The mythical Hades included a place called “Tartarus” where the souls of the wicked dead were punished. The word “Tartarus” appears only once, in II Peter 2:4. Because there are differences in the meanings of these words, many modern English translation do not encompass them all in the one term “hell,” or they use the word sparingly. Also, many study Bibles have marginal notes or footnotes setting out or explaining the original words. As we have seen, when Jesus wanted to underscore the sorry spiritual state of a person who is in enmity with God, he used very descriptive language, such as, ” thrown in the fire,”(Matt. 7:19;13:49-50; Mk. 9:41-48); “outer darkness,” “eternal punishment,” and condemnation. Many of these expressions are parts of parables; thus, they are symbolisms in human terms to express a spiritual thought.

During the intertestamental period, the Jewish term, “Gehenna” and the Greek mythological terms just mentioned, were popularly used in Palestine to refer to a place of judgment and punishement. Many theologicans have therefore concluded that Jesus was referring to a place in which lost souls will reside and suffer punishment forever. Other scholars are of the opinion that Jesus was indicating more a condition of “lostness” or a status estranged from God, rather than designating a particular place. Both views recognize the principles of judgment, rewards and/or punishement, as previously discussed.

What is the Bible?
^^^^^^^^
Given request 1
Answer these from the passage on Hades and Gehenna:
(a) In which verse does the word "Tartarus" appear?
(b) During what period were "Gehenna" and the Greek mythological terms popularly used in Palestine?
(c) According to some scholars, what was Jesus indicating rather than a particular place?
Given request 2
Render this sentence from the passage on Hades and Gehenna in Spanish: "The word “Tartarus” appears only once, in II Peter 2:4."
Given request 3
Extend the passage on Hades and Gehenna, picking up after its final line.
The records have no connection to the passage on Hades and Gehenna.

Dataset rows
^^^^^^^^
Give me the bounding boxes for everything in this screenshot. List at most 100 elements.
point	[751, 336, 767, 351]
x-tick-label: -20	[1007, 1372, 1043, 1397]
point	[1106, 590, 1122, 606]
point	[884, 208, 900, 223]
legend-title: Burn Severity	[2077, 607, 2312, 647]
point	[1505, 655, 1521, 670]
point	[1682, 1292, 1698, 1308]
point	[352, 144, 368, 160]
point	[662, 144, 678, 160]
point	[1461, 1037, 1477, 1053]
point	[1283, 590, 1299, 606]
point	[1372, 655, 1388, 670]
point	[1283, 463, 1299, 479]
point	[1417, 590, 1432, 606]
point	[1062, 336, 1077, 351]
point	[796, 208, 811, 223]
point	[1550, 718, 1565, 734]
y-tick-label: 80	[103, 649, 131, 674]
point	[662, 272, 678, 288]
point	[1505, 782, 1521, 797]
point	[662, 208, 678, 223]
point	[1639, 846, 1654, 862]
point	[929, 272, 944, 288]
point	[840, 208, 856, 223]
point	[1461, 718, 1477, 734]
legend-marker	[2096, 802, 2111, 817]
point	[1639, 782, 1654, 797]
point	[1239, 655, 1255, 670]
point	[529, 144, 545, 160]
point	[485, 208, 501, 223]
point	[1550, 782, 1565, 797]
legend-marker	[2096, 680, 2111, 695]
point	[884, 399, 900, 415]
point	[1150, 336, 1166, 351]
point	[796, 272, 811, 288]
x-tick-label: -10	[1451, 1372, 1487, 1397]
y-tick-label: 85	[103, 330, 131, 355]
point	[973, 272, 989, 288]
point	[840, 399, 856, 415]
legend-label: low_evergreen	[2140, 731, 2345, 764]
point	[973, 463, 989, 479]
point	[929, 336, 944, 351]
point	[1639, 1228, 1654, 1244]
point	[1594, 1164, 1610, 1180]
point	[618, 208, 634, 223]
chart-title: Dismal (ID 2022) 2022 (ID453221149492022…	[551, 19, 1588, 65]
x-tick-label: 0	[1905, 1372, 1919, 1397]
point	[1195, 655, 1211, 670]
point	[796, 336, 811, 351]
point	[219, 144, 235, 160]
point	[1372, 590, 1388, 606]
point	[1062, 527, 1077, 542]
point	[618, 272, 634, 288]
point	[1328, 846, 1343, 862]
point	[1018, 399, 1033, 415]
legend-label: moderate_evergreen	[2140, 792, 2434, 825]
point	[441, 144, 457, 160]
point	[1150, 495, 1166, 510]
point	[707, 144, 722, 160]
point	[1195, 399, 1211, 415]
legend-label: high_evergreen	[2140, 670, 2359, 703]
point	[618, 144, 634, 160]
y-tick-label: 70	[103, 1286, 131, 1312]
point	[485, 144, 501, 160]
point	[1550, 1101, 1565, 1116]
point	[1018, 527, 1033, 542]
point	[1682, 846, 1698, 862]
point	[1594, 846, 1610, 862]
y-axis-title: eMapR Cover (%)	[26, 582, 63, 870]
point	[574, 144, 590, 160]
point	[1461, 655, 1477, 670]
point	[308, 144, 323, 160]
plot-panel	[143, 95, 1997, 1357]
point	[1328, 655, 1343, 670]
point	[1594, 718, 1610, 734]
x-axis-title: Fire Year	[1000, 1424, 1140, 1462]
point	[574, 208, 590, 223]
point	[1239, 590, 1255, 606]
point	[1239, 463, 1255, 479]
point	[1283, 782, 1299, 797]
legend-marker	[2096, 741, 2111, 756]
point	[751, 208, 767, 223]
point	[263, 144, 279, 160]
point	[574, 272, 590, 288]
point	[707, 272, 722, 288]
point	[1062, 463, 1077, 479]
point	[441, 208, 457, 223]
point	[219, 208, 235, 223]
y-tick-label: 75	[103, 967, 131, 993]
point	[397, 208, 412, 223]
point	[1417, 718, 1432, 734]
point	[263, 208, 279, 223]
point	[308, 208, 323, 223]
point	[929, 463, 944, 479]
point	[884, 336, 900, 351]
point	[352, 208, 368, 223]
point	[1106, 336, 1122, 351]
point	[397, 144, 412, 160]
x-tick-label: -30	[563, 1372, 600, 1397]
^^^^^^^^
Exercise output 1
(a) II Peter 2:4
(b) The intertestamental period
(c) A condition of "lostness," or a status estranged from God

Exercise output 2
La palabra «Tártaro» aparece solo una vez, en II Pedro 2:4.

Exercise output 3
The bible is a book which, if everything else in our language should perish, would alone suffice to show the whole extent of its beauty and power.The Bible is a library of books about God and the relationship between him and his human family on the planet Earth. The Bible reveals God as the all-powerful, all-knowing creator and sustainer of all things; that every man, woman and child is made in God’s image and likeness. It outlines God’s covenants and promises which set out the principle of mankind’s freedom of choice. In the Bible one finds passages dealing realistically with the conflict between good and evil including that which is in each individual. A general truism is found to the effect that the spirit is willing but the flesh is weak. God promises that he will visit his people in the flesh through a virgin woman in order to reconcile all people to himself, to abolish sin through his own son’s death, and return in the spirit to dwell within his children. The Bible sets out principles and guidelines for human conduct and people’s interaction with each other. These principles are calculated to assure an anxiety-free life on earth and in the hereafter in harmony and right-standing with God. These revelations are set out in the Bible in 66 books of varying types and lengths written over a time span of about 1500 years.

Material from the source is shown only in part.